— Start of Data for the task —

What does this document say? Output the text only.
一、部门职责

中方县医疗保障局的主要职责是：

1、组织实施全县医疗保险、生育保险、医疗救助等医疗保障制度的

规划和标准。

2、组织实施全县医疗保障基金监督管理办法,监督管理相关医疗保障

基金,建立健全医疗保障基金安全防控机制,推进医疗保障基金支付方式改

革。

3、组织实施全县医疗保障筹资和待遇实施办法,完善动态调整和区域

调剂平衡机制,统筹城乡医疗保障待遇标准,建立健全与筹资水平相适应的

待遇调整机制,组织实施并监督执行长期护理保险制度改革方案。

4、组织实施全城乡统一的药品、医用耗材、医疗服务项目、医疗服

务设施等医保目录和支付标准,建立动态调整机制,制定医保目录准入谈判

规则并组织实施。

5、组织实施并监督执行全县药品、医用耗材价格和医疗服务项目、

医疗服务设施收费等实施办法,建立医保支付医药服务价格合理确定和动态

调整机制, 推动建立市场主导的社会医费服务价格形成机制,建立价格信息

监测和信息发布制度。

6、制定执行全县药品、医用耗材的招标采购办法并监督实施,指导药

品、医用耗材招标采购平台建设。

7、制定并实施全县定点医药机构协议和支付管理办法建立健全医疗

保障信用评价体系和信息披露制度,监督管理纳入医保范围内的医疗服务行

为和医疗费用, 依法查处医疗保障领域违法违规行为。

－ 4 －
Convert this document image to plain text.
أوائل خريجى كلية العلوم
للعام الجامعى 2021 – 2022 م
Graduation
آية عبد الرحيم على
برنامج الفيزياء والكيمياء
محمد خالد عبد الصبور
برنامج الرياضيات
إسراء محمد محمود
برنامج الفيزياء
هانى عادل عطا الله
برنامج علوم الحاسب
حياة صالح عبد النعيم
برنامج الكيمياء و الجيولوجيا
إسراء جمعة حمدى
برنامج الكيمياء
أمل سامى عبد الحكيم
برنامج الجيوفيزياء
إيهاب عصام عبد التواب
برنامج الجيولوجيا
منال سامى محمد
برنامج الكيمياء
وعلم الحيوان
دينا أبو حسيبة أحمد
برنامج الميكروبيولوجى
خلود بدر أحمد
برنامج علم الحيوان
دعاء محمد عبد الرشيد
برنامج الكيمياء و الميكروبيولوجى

— End of Data for the task —

*What is needed*: Output the line that contains "Convert this document image to plain text.", followed by every later line in the listing, with no line omitted and none added.

*Exercise solution*:
Convert this document image to plain text.
أوائل خريجى كلية العلوم
للعام الجامعى 2021 – 2022 م
Graduation
آية عبد الرحيم على
برنامج الفيزياء والكيمياء
محمد خالد عبد الصبور
برنامج الرياضيات
إسراء محمد محمود
برنامج الفيزياء
هانى عادل عطا الله
برنامج علوم الحاسب
حياة صالح عبد النعيم
برنامج الكيمياء و الجيولوجيا
إسراء جمعة حمدى
برنامج الكيمياء
أمل سامى عبد الحكيم
برنامج الجيوفيزياء
إيهاب عصام عبد التواب
برنامج الجيولوجيا
منال سامى محمد
برنامج الكيمياء
وعلم الحيوان
دينا أبو حسيبة أحمد
برنامج الميكروبيولوجى
خلود بدر أحمد
برنامج علم الحيوان
دعاء محمد عبد الرشيد
برنامج الكيمياء و الميكروبيولوجى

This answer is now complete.